DATASET ROWS ::
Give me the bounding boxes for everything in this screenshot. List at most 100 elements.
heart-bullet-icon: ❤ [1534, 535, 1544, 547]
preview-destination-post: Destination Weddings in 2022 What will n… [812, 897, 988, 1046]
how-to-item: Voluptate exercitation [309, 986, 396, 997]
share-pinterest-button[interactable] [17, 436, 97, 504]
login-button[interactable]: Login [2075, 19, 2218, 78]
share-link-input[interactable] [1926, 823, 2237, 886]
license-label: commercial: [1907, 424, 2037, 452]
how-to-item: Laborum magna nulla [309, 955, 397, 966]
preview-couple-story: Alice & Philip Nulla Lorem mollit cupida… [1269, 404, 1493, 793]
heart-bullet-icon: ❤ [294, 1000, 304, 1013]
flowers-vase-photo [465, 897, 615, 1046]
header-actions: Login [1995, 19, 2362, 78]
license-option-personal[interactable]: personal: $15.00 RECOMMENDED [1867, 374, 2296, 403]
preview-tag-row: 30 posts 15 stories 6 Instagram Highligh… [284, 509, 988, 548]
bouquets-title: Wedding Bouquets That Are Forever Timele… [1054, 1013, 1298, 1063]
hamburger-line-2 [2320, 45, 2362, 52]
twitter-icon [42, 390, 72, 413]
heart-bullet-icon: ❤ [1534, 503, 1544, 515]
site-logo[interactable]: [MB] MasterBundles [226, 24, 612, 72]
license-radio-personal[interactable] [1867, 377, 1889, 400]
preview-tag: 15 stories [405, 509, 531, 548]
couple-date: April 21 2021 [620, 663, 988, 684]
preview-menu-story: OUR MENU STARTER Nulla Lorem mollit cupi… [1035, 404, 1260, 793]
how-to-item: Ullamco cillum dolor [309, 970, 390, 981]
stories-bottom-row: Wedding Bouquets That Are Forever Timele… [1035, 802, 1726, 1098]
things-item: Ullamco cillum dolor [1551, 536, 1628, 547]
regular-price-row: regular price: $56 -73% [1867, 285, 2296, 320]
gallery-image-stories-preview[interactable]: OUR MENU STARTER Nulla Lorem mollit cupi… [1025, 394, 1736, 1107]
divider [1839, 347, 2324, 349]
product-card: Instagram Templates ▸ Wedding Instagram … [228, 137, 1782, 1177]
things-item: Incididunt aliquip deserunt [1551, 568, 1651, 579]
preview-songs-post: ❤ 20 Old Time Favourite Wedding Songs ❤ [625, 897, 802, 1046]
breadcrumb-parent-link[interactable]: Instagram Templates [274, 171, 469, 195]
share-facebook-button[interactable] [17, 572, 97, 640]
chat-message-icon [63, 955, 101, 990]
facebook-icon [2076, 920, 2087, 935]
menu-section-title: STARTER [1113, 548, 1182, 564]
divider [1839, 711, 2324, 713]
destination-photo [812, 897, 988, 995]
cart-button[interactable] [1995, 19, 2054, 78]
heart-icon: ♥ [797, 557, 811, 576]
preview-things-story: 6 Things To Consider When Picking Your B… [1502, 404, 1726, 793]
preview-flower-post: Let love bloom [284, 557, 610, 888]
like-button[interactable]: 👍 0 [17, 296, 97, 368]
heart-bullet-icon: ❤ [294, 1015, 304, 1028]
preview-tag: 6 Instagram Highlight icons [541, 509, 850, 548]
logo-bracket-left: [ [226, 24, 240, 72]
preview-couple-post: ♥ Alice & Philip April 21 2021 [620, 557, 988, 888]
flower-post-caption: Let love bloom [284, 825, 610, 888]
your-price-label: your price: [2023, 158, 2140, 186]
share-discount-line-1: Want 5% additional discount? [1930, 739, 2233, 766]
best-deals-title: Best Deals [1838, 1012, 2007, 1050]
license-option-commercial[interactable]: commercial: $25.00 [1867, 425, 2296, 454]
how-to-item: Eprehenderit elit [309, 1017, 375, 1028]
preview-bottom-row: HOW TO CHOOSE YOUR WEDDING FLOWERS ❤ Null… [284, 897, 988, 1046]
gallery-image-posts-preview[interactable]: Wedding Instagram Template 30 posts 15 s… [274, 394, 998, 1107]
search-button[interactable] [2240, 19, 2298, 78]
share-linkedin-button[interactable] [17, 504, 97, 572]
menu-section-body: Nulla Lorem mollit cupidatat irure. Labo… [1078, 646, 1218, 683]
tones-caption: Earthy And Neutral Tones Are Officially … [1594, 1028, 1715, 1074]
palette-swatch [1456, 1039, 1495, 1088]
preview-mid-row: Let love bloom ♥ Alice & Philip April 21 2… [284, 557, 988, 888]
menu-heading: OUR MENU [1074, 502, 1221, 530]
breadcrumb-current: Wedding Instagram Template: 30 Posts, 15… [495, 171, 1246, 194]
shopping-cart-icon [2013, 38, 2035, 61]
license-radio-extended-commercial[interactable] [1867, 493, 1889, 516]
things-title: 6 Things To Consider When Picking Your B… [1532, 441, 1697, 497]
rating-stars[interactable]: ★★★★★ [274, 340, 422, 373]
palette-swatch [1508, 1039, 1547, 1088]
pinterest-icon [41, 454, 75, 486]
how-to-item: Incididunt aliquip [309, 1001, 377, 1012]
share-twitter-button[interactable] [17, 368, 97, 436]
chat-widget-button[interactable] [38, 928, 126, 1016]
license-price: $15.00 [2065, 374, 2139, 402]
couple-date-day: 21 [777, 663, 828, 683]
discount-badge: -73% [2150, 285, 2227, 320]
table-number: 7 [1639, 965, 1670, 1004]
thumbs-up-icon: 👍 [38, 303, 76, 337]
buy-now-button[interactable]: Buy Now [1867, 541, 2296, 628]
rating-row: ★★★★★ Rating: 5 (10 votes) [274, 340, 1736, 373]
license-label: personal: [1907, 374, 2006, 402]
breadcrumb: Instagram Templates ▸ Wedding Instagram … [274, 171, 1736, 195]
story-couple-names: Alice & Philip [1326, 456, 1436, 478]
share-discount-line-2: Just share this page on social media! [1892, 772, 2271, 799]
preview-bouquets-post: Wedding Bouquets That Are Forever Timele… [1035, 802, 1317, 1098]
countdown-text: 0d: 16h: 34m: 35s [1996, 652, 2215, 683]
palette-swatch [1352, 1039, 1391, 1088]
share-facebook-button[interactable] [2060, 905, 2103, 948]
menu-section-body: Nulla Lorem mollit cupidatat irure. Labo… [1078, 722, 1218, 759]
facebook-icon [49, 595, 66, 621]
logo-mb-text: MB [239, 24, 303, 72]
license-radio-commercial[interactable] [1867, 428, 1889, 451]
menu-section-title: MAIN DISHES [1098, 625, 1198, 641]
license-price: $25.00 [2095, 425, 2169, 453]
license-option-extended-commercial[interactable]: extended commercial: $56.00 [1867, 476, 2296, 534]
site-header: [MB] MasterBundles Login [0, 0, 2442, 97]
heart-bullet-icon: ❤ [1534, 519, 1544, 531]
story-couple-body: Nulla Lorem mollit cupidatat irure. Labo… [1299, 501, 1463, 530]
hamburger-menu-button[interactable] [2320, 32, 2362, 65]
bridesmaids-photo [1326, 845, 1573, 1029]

DIRECTIONS FOR THIS TASK :: Copy the records above line for line, changing nothing.

EXPECTED ANSWER ::
Give me the bounding boxes for everything in this screenshot. List at most 100 elements.
heart-bullet-icon: ❤ [1534, 535, 1544, 547]
preview-destination-post: Destination Weddings in 2022 What will n… [812, 897, 988, 1046]
how-to-item: Voluptate exercitation [309, 986, 396, 997]
share-pinterest-button[interactable] [17, 436, 97, 504]
login-button[interactable]: Login [2075, 19, 2218, 78]
share-link-input[interactable] [1926, 823, 2237, 886]
license-label: commercial: [1907, 424, 2037, 452]
how-to-item: Laborum magna nulla [309, 955, 397, 966]
preview-couple-story: Alice & Philip Nulla Lorem mollit cupida… [1269, 404, 1493, 793]
heart-bullet-icon: ❤ [294, 1000, 304, 1013]
flowers-vase-photo [465, 897, 615, 1046]
header-actions: Login [1995, 19, 2362, 78]
license-option-personal[interactable]: personal: $15.00 RECOMMENDED [1867, 374, 2296, 403]
preview-tag-row: 30 posts 15 stories 6 Instagram Highligh… [284, 509, 988, 548]
bouquets-title: Wedding Bouquets That Are Forever Timele… [1054, 1013, 1298, 1063]
hamburger-line-2 [2320, 45, 2362, 52]
twitter-icon [42, 390, 72, 413]
heart-bullet-icon: ❤ [1534, 503, 1544, 515]
site-logo[interactable]: [MB] MasterBundles [226, 24, 612, 72]
license-radio-personal[interactable] [1867, 377, 1889, 400]
preview-tag: 15 stories [405, 509, 531, 548]
couple-date: April 21 2021 [620, 663, 988, 684]
preview-menu-story: OUR MENU STARTER Nulla Lorem mollit cupi… [1035, 404, 1260, 793]
how-to-item: Ullamco cillum dolor [309, 970, 390, 981]
stories-bottom-row: Wedding Bouquets That Are Forever Timele… [1035, 802, 1726, 1098]
things-item: Ullamco cillum dolor [1551, 536, 1628, 547]
regular-price-row: regular price: $56 -73% [1867, 285, 2296, 320]
gallery-image-stories-preview[interactable]: OUR MENU STARTER Nulla Lorem mollit cupi… [1025, 394, 1736, 1107]
divider [1839, 347, 2324, 349]
product-card: Instagram Templates ▸ Wedding Instagram … [228, 137, 1782, 1177]
things-item: Incididunt aliquip deserunt [1551, 568, 1651, 579]
preview-songs-post: ❤ 20 Old Time Favourite Wedding Songs ❤ [625, 897, 802, 1046]
breadcrumb-parent-link[interactable]: Instagram Templates [274, 171, 469, 195]
share-facebook-button[interactable] [17, 572, 97, 640]
chat-message-icon [63, 955, 101, 990]
facebook-icon [2076, 920, 2087, 935]
menu-section-title: STARTER [1113, 548, 1182, 564]
divider [1839, 711, 2324, 713]
destination-photo [812, 897, 988, 995]
cart-button[interactable] [1995, 19, 2054, 78]
heart-icon: ♥ [797, 557, 811, 576]
preview-things-story: 6 Things To Consider When Picking Your B… [1502, 404, 1726, 793]
preview-flower-post: Let love bloom [284, 557, 610, 888]
like-button[interactable]: 👍 0 [17, 296, 97, 368]
heart-bullet-icon: ❤ [294, 1015, 304, 1028]
preview-tag: 6 Instagram Highlight icons [541, 509, 850, 548]
logo-bracket-left: [ [226, 24, 240, 72]
preview-couple-post: ♥ Alice & Philip April 21 2021 [620, 557, 988, 888]
flower-post-caption: Let love bloom [284, 825, 610, 888]
your-price-label: your price: [2023, 158, 2140, 186]
share-discount-line-1: Want 5% additional discount? [1930, 739, 2233, 766]
best-deals-title: Best Deals [1838, 1012, 2007, 1050]
license-option-commercial[interactable]: commercial: $25.00 [1867, 425, 2296, 454]
how-to-item: Eprehenderit elit [309, 1017, 375, 1028]
preview-bottom-row: HOW TO CHOOSE YOUR WEDDING FLOWERS ❤ Null… [284, 897, 988, 1046]
gallery-image-posts-preview[interactable]: Wedding Instagram Template 30 posts 15 s… [274, 394, 998, 1107]
search-button[interactable] [2240, 19, 2298, 78]
share-linkedin-button[interactable] [17, 504, 97, 572]
menu-section-body: Nulla Lorem mollit cupidatat irure. Labo… [1078, 646, 1218, 683]
tones-caption: Earthy And Neutral Tones Are Officially … [1594, 1028, 1715, 1074]
palette-swatch [1456, 1039, 1495, 1088]
preview-mid-row: Let love bloom ♥ Alice & Philip April 21 2… [284, 557, 988, 888]
menu-heading: OUR MENU [1074, 502, 1221, 530]
breadcrumb-current: Wedding Instagram Template: 30 Posts, 15… [495, 171, 1246, 194]
shopping-cart-icon [2013, 38, 2035, 61]
license-radio-extended-commercial[interactable] [1867, 493, 1889, 516]
things-title: 6 Things To Consider When Picking Your B… [1532, 441, 1697, 497]
rating-stars[interactable]: ★★★★★ [274, 340, 422, 373]
palette-swatch [1508, 1039, 1547, 1088]
pinterest-icon [41, 454, 75, 486]
how-to-item: Incididunt aliquip [309, 1001, 377, 1012]
share-twitter-button[interactable] [17, 368, 97, 436]
chat-widget-button[interactable] [38, 928, 126, 1016]
license-price: $15.00 [2065, 374, 2139, 402]
couple-date-day: 21 [777, 663, 828, 683]
discount-badge: -73% [2150, 285, 2227, 320]
table-number: 7 [1639, 965, 1670, 1004]
thumbs-up-icon: 👍 [38, 303, 76, 337]
buy-now-button[interactable]: Buy Now [1867, 541, 2296, 628]
rating-row: ★★★★★ Rating: 5 (10 votes) [274, 340, 1736, 373]
license-label: personal: [1907, 374, 2006, 402]
breadcrumb: Instagram Templates ▸ Wedding Instagram … [274, 171, 1736, 195]
story-couple-names: Alice & Philip [1326, 456, 1436, 478]
share-discount-line-2: Just share this page on social media! [1892, 772, 2271, 799]
preview-bouquets-post: Wedding Bouquets That Are Forever Timele… [1035, 802, 1317, 1098]
countdown-text: 0d: 16h: 34m: 35s [1996, 652, 2215, 683]
palette-swatch [1352, 1039, 1391, 1088]
share-facebook-button[interactable] [2060, 905, 2103, 948]
menu-section-body: Nulla Lorem mollit cupidatat irure. Labo… [1078, 722, 1218, 759]
facebook-icon [49, 595, 66, 621]
logo-mb-text: MB [239, 24, 303, 72]
license-radio-commercial[interactable] [1867, 428, 1889, 451]
menu-section-title: MAIN DISHES [1098, 625, 1198, 641]
license-price: $25.00 [2095, 425, 2169, 453]
license-option-extended-commercial[interactable]: extended commercial: $56.00 [1867, 476, 2296, 534]
site-header: [MB] MasterBundles Login [0, 0, 2442, 97]
heart-bullet-icon: ❤ [1534, 519, 1544, 531]
story-couple-body: Nulla Lorem mollit cupidatat irure. Labo… [1299, 501, 1463, 530]
hamburger-menu-button[interactable] [2320, 32, 2362, 65]
bridesmaids-photo [1326, 845, 1573, 1029]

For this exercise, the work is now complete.